§ **DATA LINES**:
┄┄┄┄┄┄

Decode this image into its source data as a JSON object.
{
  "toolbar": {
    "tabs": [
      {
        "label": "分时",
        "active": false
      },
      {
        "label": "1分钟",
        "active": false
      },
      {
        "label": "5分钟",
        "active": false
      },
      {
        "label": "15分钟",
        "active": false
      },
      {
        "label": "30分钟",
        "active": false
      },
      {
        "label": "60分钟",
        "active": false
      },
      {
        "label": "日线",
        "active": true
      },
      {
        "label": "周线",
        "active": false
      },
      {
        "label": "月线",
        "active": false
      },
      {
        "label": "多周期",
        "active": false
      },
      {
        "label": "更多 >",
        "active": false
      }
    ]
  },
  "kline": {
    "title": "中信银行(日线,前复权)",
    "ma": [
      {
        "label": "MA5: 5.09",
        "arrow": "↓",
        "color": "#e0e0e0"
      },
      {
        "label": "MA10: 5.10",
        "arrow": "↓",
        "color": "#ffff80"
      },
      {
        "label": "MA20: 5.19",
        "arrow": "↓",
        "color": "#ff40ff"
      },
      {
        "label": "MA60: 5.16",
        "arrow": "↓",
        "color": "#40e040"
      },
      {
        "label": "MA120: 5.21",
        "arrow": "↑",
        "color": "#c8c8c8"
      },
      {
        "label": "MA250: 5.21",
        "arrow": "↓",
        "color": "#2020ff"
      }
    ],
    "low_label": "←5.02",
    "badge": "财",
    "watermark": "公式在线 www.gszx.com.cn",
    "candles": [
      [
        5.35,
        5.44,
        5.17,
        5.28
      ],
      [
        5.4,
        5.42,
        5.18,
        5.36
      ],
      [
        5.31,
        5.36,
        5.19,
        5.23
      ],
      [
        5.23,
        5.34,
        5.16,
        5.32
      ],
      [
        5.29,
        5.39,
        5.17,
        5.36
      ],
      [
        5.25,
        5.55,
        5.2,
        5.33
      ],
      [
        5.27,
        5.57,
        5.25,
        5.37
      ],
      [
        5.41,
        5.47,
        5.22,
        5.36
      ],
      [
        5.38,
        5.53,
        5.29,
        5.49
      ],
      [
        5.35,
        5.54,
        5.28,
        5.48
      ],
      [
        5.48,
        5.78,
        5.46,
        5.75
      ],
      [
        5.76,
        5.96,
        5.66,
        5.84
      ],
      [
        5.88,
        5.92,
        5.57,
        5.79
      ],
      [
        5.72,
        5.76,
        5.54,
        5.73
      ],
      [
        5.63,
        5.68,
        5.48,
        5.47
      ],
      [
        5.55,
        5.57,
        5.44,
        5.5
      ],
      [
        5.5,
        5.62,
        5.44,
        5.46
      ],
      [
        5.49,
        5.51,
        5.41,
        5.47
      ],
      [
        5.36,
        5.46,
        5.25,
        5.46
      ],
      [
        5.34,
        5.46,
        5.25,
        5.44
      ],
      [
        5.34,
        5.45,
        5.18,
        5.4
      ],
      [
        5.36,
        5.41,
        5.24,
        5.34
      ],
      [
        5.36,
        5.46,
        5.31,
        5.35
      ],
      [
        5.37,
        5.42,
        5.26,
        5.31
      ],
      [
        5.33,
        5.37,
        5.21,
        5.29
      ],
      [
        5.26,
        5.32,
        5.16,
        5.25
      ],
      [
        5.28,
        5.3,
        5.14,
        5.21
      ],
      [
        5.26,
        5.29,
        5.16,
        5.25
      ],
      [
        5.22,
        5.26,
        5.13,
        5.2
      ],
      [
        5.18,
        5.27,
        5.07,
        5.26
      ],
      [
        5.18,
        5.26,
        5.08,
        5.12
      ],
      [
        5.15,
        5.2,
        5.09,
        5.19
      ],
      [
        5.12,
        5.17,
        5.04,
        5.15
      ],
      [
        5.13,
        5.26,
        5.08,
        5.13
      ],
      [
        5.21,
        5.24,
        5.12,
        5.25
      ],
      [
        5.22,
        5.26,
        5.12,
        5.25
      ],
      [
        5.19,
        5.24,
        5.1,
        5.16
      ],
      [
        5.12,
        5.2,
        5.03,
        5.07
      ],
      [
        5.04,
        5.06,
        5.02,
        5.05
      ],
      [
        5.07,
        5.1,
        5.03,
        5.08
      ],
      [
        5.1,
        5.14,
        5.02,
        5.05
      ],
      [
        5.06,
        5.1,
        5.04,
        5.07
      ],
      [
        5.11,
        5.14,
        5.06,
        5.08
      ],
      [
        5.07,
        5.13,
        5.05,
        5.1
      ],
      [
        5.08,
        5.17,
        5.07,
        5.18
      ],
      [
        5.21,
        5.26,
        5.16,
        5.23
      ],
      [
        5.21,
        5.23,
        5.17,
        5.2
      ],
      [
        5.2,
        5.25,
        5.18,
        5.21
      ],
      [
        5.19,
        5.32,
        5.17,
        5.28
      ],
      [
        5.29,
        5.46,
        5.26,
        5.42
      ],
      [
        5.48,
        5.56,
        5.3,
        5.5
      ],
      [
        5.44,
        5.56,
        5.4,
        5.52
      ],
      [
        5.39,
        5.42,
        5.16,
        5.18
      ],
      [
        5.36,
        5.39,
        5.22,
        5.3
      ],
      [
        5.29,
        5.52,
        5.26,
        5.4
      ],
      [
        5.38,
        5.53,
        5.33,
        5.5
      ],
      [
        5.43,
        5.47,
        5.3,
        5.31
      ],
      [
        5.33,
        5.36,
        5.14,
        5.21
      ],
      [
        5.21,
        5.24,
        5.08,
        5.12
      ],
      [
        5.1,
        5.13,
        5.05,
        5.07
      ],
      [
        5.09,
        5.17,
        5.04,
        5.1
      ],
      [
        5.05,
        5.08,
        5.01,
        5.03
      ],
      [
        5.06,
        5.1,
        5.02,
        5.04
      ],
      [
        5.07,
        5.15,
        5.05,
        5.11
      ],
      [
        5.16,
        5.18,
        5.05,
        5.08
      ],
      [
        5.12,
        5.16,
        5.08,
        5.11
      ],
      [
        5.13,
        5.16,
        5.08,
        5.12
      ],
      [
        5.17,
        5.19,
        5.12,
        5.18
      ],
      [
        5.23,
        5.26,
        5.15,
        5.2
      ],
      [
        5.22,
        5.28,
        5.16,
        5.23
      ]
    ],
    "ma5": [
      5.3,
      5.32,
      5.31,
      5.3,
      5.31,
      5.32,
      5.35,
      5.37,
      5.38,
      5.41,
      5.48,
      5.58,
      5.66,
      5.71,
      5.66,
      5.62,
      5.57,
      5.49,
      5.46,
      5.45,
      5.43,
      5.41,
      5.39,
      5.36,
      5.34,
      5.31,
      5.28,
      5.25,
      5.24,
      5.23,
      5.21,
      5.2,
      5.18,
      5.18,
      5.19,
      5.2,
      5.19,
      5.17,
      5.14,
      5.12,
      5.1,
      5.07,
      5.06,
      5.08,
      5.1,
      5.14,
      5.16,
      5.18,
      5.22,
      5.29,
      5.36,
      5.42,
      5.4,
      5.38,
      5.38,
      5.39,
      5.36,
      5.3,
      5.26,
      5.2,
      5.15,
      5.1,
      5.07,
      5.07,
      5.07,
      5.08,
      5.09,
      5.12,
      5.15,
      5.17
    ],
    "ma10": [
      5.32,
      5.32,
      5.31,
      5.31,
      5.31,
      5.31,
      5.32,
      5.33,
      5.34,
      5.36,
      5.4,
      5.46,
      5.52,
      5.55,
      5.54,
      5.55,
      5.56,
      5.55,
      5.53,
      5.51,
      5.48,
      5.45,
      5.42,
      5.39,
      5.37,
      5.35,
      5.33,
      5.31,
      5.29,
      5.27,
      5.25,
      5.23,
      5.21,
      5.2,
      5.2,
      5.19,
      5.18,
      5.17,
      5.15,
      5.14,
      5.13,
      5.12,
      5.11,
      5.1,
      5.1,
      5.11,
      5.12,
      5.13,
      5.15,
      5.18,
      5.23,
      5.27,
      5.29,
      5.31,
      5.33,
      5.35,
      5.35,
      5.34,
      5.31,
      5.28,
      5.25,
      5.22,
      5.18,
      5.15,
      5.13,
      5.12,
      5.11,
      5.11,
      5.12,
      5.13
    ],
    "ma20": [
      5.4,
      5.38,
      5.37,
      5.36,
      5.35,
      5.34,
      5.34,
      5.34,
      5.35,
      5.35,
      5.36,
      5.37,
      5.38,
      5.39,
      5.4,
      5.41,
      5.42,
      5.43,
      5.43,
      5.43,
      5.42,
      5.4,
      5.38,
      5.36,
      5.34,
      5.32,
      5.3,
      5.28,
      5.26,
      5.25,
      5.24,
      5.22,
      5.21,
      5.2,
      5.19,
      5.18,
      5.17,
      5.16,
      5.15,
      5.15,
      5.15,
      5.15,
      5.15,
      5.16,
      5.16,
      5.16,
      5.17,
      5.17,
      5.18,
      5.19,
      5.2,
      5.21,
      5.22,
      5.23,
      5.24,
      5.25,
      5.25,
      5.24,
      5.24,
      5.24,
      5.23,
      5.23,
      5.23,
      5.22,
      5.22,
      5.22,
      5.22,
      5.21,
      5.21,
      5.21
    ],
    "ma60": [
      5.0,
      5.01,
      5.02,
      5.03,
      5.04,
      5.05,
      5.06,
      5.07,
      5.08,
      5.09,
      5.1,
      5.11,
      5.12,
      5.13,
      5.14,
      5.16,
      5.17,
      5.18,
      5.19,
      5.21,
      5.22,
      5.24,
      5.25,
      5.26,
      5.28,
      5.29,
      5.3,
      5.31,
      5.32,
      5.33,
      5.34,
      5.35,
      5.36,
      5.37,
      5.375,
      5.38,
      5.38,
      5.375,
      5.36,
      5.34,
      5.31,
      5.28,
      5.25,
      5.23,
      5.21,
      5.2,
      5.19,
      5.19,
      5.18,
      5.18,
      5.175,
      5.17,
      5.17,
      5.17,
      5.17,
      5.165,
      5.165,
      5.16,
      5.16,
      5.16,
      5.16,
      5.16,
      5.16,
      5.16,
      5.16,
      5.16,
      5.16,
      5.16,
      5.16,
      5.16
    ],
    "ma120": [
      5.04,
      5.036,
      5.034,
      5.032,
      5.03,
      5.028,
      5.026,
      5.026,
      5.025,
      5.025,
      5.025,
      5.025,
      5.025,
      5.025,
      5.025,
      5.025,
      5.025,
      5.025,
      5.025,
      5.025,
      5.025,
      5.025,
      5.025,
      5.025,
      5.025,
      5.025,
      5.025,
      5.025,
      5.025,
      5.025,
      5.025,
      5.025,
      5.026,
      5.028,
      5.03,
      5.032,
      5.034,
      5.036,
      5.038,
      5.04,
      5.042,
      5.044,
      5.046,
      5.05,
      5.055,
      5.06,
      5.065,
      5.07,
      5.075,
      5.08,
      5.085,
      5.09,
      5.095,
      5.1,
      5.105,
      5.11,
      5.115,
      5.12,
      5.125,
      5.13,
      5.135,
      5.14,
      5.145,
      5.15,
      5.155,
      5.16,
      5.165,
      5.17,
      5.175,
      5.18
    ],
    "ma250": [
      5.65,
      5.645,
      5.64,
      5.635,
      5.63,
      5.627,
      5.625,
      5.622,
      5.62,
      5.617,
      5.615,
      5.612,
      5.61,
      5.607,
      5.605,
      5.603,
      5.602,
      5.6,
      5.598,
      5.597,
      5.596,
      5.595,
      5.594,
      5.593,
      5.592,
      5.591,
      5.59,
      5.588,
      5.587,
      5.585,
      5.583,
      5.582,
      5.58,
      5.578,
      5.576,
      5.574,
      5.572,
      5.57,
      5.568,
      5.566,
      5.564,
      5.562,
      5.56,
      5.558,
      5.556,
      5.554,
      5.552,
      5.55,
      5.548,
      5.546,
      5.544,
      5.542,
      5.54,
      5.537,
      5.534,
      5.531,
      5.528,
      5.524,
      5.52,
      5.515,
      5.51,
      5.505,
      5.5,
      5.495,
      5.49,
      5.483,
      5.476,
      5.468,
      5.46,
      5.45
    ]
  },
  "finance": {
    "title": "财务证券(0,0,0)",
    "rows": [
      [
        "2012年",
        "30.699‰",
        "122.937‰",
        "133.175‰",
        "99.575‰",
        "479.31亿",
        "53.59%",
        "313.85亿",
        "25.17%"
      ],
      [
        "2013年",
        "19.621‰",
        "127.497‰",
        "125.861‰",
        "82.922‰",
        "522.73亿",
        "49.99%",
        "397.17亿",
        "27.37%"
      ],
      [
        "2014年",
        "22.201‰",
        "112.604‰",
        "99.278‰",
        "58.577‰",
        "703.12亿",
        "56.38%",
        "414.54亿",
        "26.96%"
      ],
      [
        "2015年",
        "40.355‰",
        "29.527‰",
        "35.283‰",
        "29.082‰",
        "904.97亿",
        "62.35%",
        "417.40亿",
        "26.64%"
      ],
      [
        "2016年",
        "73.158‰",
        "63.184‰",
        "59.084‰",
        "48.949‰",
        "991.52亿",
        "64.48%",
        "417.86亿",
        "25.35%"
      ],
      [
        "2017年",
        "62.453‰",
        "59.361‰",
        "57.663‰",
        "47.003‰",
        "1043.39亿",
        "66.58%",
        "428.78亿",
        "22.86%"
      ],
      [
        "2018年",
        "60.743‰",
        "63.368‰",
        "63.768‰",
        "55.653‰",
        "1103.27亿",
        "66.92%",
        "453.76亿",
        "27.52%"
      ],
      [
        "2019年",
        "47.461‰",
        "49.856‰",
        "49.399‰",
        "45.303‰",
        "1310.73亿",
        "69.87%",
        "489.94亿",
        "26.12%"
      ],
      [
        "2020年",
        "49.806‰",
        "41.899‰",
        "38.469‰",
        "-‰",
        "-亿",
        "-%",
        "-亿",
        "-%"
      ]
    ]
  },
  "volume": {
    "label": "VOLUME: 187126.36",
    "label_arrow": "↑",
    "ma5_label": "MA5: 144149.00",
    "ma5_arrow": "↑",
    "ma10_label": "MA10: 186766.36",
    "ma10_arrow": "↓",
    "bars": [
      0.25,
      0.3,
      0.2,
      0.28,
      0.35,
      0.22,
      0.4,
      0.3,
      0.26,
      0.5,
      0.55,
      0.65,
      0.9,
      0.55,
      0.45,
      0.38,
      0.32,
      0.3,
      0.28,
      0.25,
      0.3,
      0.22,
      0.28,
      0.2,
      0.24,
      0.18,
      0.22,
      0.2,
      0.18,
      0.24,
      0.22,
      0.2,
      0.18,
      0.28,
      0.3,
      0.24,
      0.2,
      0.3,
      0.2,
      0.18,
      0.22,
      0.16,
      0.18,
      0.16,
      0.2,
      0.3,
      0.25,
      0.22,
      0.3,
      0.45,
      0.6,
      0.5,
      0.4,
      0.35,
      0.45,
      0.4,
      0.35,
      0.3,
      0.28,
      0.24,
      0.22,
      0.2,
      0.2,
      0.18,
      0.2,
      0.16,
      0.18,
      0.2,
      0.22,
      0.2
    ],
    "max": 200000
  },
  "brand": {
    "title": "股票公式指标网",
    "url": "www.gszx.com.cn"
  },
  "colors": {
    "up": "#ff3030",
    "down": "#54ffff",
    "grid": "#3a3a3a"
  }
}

┄┄┄┄┄┄

Collect the lines of the records that include the string "gszx".

§ **CORRECT RESPONSE**:
    "watermark": "公式在线 www.gszx.com.cn",
    "url": "www.gszx.com.cn"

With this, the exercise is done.